- **What to work on**
Output the records exactly as they appear, with no pictures included.

- **Dataset content**
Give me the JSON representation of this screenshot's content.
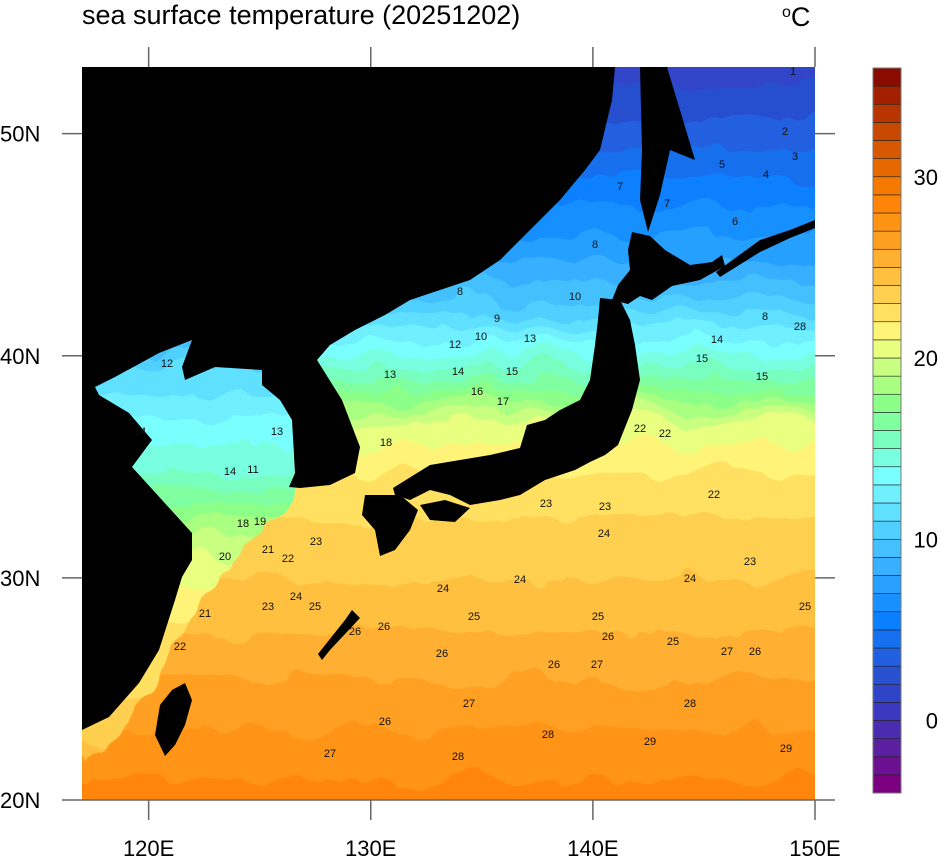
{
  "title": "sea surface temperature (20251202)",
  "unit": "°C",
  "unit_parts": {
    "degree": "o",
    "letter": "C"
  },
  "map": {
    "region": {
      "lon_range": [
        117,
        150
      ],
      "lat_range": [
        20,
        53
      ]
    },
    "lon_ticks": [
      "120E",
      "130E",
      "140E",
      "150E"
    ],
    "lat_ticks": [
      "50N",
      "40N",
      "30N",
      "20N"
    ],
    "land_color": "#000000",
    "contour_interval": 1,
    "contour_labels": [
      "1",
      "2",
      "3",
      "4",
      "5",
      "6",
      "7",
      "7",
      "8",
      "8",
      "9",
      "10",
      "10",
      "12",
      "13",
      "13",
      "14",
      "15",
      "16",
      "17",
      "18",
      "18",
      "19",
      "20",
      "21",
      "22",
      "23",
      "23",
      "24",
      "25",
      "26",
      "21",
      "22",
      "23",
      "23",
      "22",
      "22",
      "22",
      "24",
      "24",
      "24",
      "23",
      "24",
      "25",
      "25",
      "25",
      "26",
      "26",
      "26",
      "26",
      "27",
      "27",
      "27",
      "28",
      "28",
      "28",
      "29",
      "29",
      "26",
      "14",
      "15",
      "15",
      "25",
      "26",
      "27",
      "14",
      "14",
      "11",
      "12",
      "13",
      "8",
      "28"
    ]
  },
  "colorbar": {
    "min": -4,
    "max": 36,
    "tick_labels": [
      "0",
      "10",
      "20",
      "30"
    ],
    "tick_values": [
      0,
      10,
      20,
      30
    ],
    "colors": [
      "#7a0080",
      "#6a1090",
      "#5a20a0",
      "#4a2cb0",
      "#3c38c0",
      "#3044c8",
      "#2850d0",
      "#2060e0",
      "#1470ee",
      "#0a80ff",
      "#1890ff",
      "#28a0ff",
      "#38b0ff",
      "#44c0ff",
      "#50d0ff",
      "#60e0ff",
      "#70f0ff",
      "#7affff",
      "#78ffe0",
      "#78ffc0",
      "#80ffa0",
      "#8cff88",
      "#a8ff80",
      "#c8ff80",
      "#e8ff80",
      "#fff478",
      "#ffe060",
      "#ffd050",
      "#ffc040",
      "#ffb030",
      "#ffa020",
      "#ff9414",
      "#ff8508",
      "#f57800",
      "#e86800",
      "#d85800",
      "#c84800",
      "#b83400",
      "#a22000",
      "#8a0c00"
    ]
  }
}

- **The result**
Give me the JSON representation of this screenshot's content.
{
  "title": "sea surface temperature (20251202)",
  "unit": "°C",
  "unit_parts": {
    "degree": "o",
    "letter": "C"
  },
  "map": {
    "region": {
      "lon_range": [
        117,
        150
      ],
      "lat_range": [
        20,
        53
      ]
    },
    "lon_ticks": [
      "120E",
      "130E",
      "140E",
      "150E"
    ],
    "lat_ticks": [
      "50N",
      "40N",
      "30N",
      "20N"
    ],
    "land_color": "#000000",
    "contour_interval": 1,
    "contour_labels": [
      "1",
      "2",
      "3",
      "4",
      "5",
      "6",
      "7",
      "7",
      "8",
      "8",
      "9",
      "10",
      "10",
      "12",
      "13",
      "13",
      "14",
      "15",
      "16",
      "17",
      "18",
      "18",
      "19",
      "20",
      "21",
      "22",
      "23",
      "23",
      "24",
      "25",
      "26",
      "21",
      "22",
      "23",
      "23",
      "22",
      "22",
      "22",
      "24",
      "24",
      "24",
      "23",
      "24",
      "25",
      "25",
      "25",
      "26",
      "26",
      "26",
      "26",
      "27",
      "27",
      "27",
      "28",
      "28",
      "28",
      "29",
      "29",
      "26",
      "14",
      "15",
      "15",
      "25",
      "26",
      "27",
      "14",
      "14",
      "11",
      "12",
      "13",
      "8",
      "28"
    ]
  },
  "colorbar": {
    "min": -4,
    "max": 36,
    "tick_labels": [
      "0",
      "10",
      "20",
      "30"
    ],
    "tick_values": [
      0,
      10,
      20,
      30
    ],
    "colors": [
      "#7a0080",
      "#6a1090",
      "#5a20a0",
      "#4a2cb0",
      "#3c38c0",
      "#3044c8",
      "#2850d0",
      "#2060e0",
      "#1470ee",
      "#0a80ff",
      "#1890ff",
      "#28a0ff",
      "#38b0ff",
      "#44c0ff",
      "#50d0ff",
      "#60e0ff",
      "#70f0ff",
      "#7affff",
      "#78ffe0",
      "#78ffc0",
      "#80ffa0",
      "#8cff88",
      "#a8ff80",
      "#c8ff80",
      "#e8ff80",
      "#fff478",
      "#ffe060",
      "#ffd050",
      "#ffc040",
      "#ffb030",
      "#ffa020",
      "#ff9414",
      "#ff8508",
      "#f57800",
      "#e86800",
      "#d85800",
      "#c84800",
      "#b83400",
      "#a22000",
      "#8a0c00"
    ]
  }
}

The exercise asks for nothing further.